What is being asked> Transcribe the listing in full, excluding any pictures.

==== Data for the task

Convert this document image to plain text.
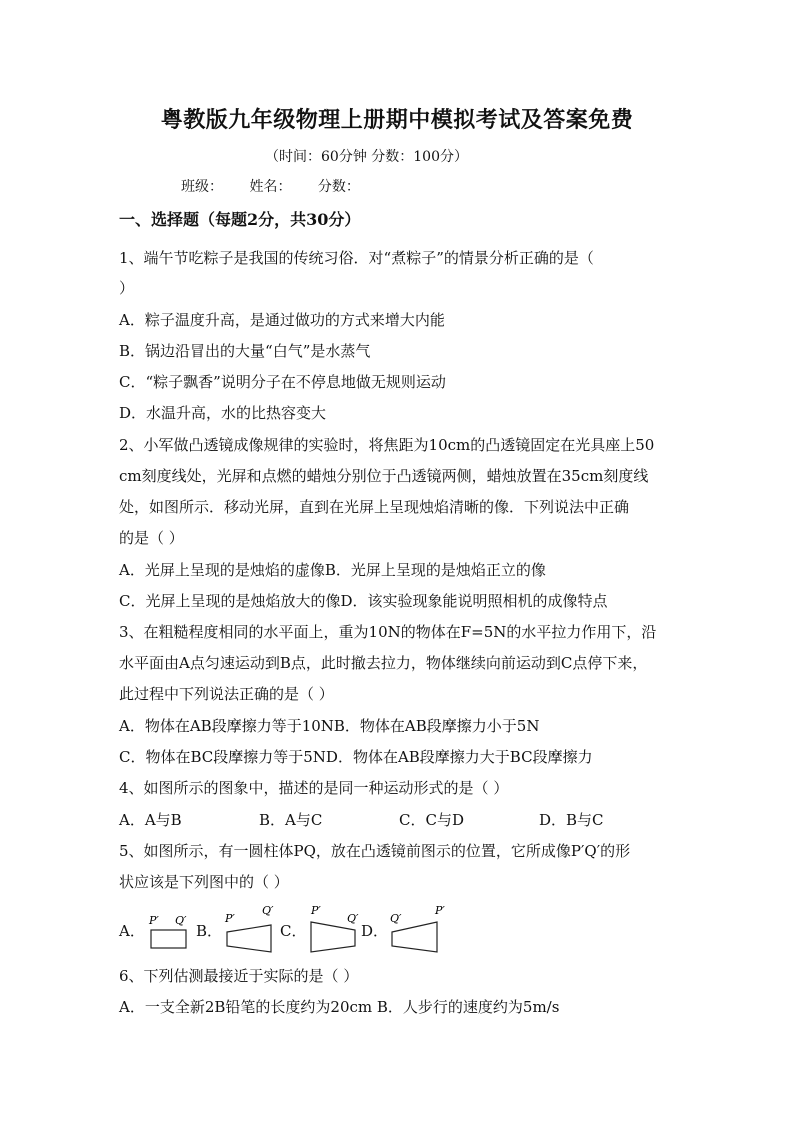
粤教版九年级物理上册期中模拟考试及答案免费
（时间：60分钟 分数：100分）
班级： 姓名： 分数：
一、选择题（每题2分，共30分）
1、端午节吃粽子是我国的传统习俗．对“煮粽子”的情景分析正确的是（
）
A．粽子温度升高，是通过做功的方式来增大内能
B．锅边沿冒出的大量“白气”是水蒸气
C．“粽子飘香”说明分子在不停息地做无规则运动
D．水温升高，水的比热容变大
2、小军做凸透镜成像规律的实验时，将焦距为10cm的凸透镜固定在光具座上50
cm刻度线处，光屏和点燃的蜡烛分别位于凸透镜两侧，蜡烛放置在35cm刻度线
处，如图所示．移动光屏，直到在光屏上呈现烛焰清晰的像．下列说法中正确
的是（ ）
A．光屏上呈现的是烛焰的虚像B．光屏上呈现的是烛焰正立的像
C．光屏上呈现的是烛焰放大的像D．该实验现象能说明照相机的成像特点
3、在粗糙程度相同的水平面上，重为10N的物体在F=5N的水平拉力作用下，沿
水平面由A点匀速运动到B点，此时撤去拉力，物体继续向前运动到C点停下来，
此过程中下列说法正确的是（ ）
A．物体在AB段摩擦力等于10NB．物体在AB段摩擦力小于5N
C．物体在BC段摩擦力等于5ND．物体在AB段摩擦力大于BC段摩擦力
4、如图所示的图象中，描述的是同一种运动形式的是（ ）
A．A与B	B．A与C	C．C与D	D．B与C
5、如图所示，有一圆柱体PQ，放在凸透镜前图示的位置，它所成像P′Q′的形
状应该是下列图中的（ ）
A．	B．	C．	D．
P′ Q′	P′
Q′	P′
Q′	Q′
P′
6、下列估测最接近于实际的是（ ）
A．一支全新2B铅笔的长度约为20cm B．人步行的速度约为5m/s
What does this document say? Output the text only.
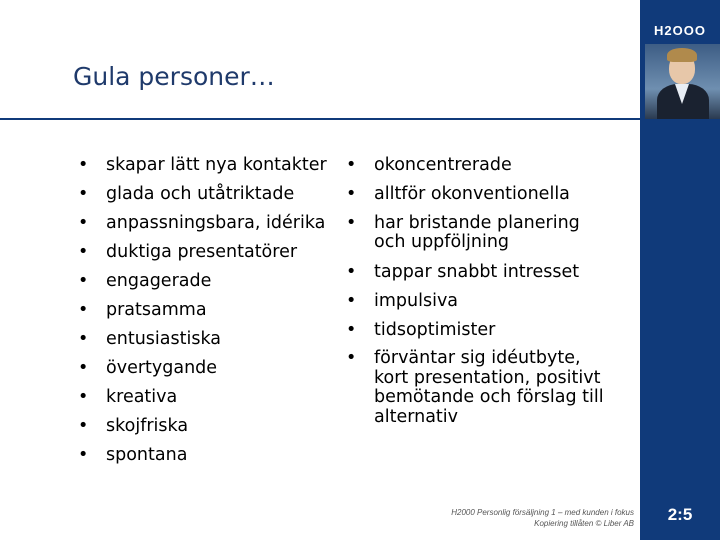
H2OOO
Gula personer…
• skapar lätt nya kontakter
• glada och utåtriktade
• anpassningsbara, idérika
• duktiga presentatörer
• engagerade
• pratsamma
• entusiastiska
• övertygande
• kreativa
• skojfriska
• spontana
• okoncentrerade
• alltför okonventionella
• har bristande planering
och uppföljning
• tappar snabbt intresset
• impulsiva
• tidsoptimister
• förväntar sig idéutbyte,
kort presentation, positivt
bemötande och förslag till
alternativ
H2000 Personlig försäljning 1 – med kunden i fokus
Kopiering tillåten © Liber AB	2:5
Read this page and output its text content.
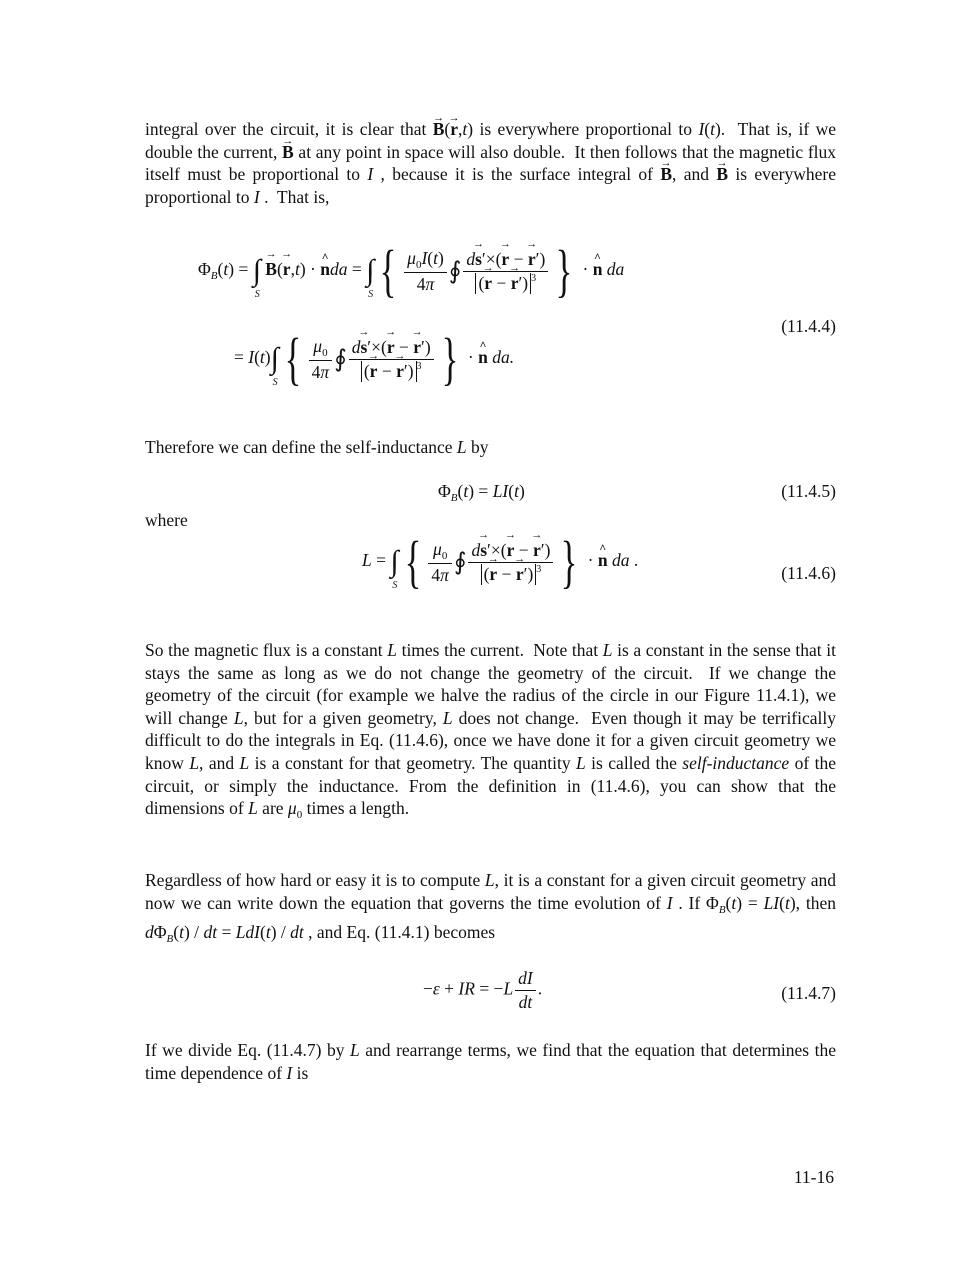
integral over the circuit, it is clear that → B(→ r,t) is everywhere proportional to I(t).  That is, if we double the current, → B at any point in space will also double.  It then follows that the magnetic flux itself must be proportional to I , because it is the surface integral of → B, and → B is everywhere proportional to I .  That is,
$\Phi_B(t)$ = ∫
S
→ B(→ r,t) · ^ nda = ∫
S { $\frac{\mu_0I(t)}{4\pi}$ ∮ $\frac{d\to s'\times(\to r - \to r')}{(\to r - \to r') ^3}$ } · ^ n da
= I(t)∫
S { $\frac{\mu_0}{4\pi}$ ∮ $\frac{d\to s'\times(\to r - \to r')}{(\to r - \to r') ^3}$ } · ^ n da.
(11.4.4)
Therefore we can define the self-inductance L by
$\Phi_B(t) = LI(t)$	(11.4.5)
where
L = ∫
S { $\frac{\mu_0}{4\pi}$ ∮ $\frac{d\to s'\times(\to r - \to r')}{(\to r - \to r') ^3}$ } · ^ n da .
(11.4.6)
So the magnetic flux is a constant L times the current.  Note that L is a constant in the sense that it stays the same as long as we do not change the geometry of the circuit.  If we change the geometry of the circuit (for example we halve the radius of the circle in our Figure 11.4.1), we will change L, but for a given geometry, L does not change.  Even though it may be terrifically difficult to do the integrals in Eq. (11.4.6), once we have done it for a given circuit geometry we know L, and L is a constant for that geometry. The quantity L is called the self-inductance of the circuit, or simply the inductance. From the definition in (11.4.6), you can show that the dimensions of L are $\mu_0$ times a length.
Regardless of how hard or easy it is to compute L, it is a constant for a given circuit geometry and now we can write down the equation that governs the time evolution of I . If $\Phi_B(t) = LI(t)$, then $d\Phi_B(t)$ / dt = LdI(t) / dt , and Eq. (11.4.1) becomes
−ε + IR = $-L \frac{dI}{dt}$ .	(11.4.7)
If we divide Eq. (11.4.7) by L and rearrange terms, we find that the equation that determines the time dependence of I is
11-16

========

Exercise result>
Convert this document image to plain text.
粤教版九年级物理上册期中模拟考试及答案免费
（时间：60分钟 分数：100分）
班级： 姓名： 分数：
一、选择题（每题2分，共30分）
1、端午节吃粽子是我国的传统习俗．对“煮粽子”的情景分析正确的是（
）
A．粽子温度升高，是通过做功的方式来增大内能
B．锅边沿冒出的大量“白气”是水蒸气
C．“粽子飘香”说明分子在不停息地做无规则运动
D．水温升高，水的比热容变大
2、小军做凸透镜成像规律的实验时，将焦距为10cm的凸透镜固定在光具座上50
cm刻度线处，光屏和点燃的蜡烛分别位于凸透镜两侧，蜡烛放置在35cm刻度线
处，如图所示．移动光屏，直到在光屏上呈现烛焰清晰的像．下列说法中正确
的是（ ）
A．光屏上呈现的是烛焰的虚像B．光屏上呈现的是烛焰正立的像
C．光屏上呈现的是烛焰放大的像D．该实验现象能说明照相机的成像特点
3、在粗糙程度相同的水平面上，重为10N的物体在F=5N的水平拉力作用下，沿
水平面由A点匀速运动到B点，此时撤去拉力，物体继续向前运动到C点停下来，
此过程中下列说法正确的是（ ）
A．物体在AB段摩擦力等于10NB．物体在AB段摩擦力小于5N
C．物体在BC段摩擦力等于5ND．物体在AB段摩擦力大于BC段摩擦力
4、如图所示的图象中，描述的是同一种运动形式的是（ ）
A．A与B	B．A与C	C．C与D	D．B与C
5、如图所示，有一圆柱体PQ，放在凸透镜前图示的位置，它所成像P′Q′的形
状应该是下列图中的（ ）
A．	B．	C．	D．
P′ Q′	P′
Q′	P′
Q′	Q′
P′
6、下列估测最接近于实际的是（ ）
A．一支全新2B铅笔的长度约为20cm B．人步行的速度约为5m/s
What does this document say? Output the text only.
H2OOO
Gula personer…
• skapar lätt nya kontakter
• glada och utåtriktade
• anpassningsbara, idérika
• duktiga presentatörer
• engagerade
• pratsamma
• entusiastiska
• övertygande
• kreativa
• skojfriska
• spontana
• okoncentrerade
• alltför okonventionella
• har bristande planering
och uppföljning
• tappar snabbt intresset
• impulsiva
• tidsoptimister
• förväntar sig idéutbyte,
kort presentation, positivt
bemötande och förslag till
alternativ
H2000 Personlig försäljning 1 – med kunden i fokus
Kopiering tillåten © Liber AB	2:5
Read this page and output its text content.
integral over the circuit, it is clear that → B(→ r,t) is everywhere proportional to I(t).  That is, if we double the current, → B at any point in space will also double.  It then follows that the magnetic flux itself must be proportional to I , because it is the surface integral of → B, and → B is everywhere proportional to I .  That is,
$\Phi_B(t)$ = ∫
S
→ B(→ r,t) · ^ nda = ∫
S { $\frac{\mu_0I(t)}{4\pi}$ ∮ $\frac{d\to s'\times(\to r - \to r')}{(\to r - \to r') ^3}$ } · ^ n da
= I(t)∫
S { $\frac{\mu_0}{4\pi}$ ∮ $\frac{d\to s'\times(\to r - \to r')}{(\to r - \to r') ^3}$ } · ^ n da.
(11.4.4)
Therefore we can define the self-inductance L by
$\Phi_B(t) = LI(t)$	(11.4.5)
where
L = ∫
S { $\frac{\mu_0}{4\pi}$ ∮ $\frac{d\to s'\times(\to r - \to r')}{(\to r - \to r') ^3}$ } · ^ n da .
(11.4.6)
So the magnetic flux is a constant L times the current.  Note that L is a constant in the sense that it stays the same as long as we do not change the geometry of the circuit.  If we change the geometry of the circuit (for example we halve the radius of the circle in our Figure 11.4.1), we will change L, but for a given geometry, L does not change.  Even though it may be terrifically difficult to do the integrals in Eq. (11.4.6), once we have done it for a given circuit geometry we know L, and L is a constant for that geometry. The quantity L is called the self-inductance of the circuit, or simply the inductance. From the definition in (11.4.6), you can show that the dimensions of L are $\mu_0$ times a length.
Regardless of how hard or easy it is to compute L, it is a constant for a given circuit geometry and now we can write down the equation that governs the time evolution of I . If $\Phi_B(t) = LI(t)$, then $d\Phi_B(t)$ / dt = LdI(t) / dt , and Eq. (11.4.1) becomes
−ε + IR = $-L \frac{dI}{dt}$ .	(11.4.7)
If we divide Eq. (11.4.7) by L and rearrange terms, we find that the equation that determines the time dependence of I is
11-16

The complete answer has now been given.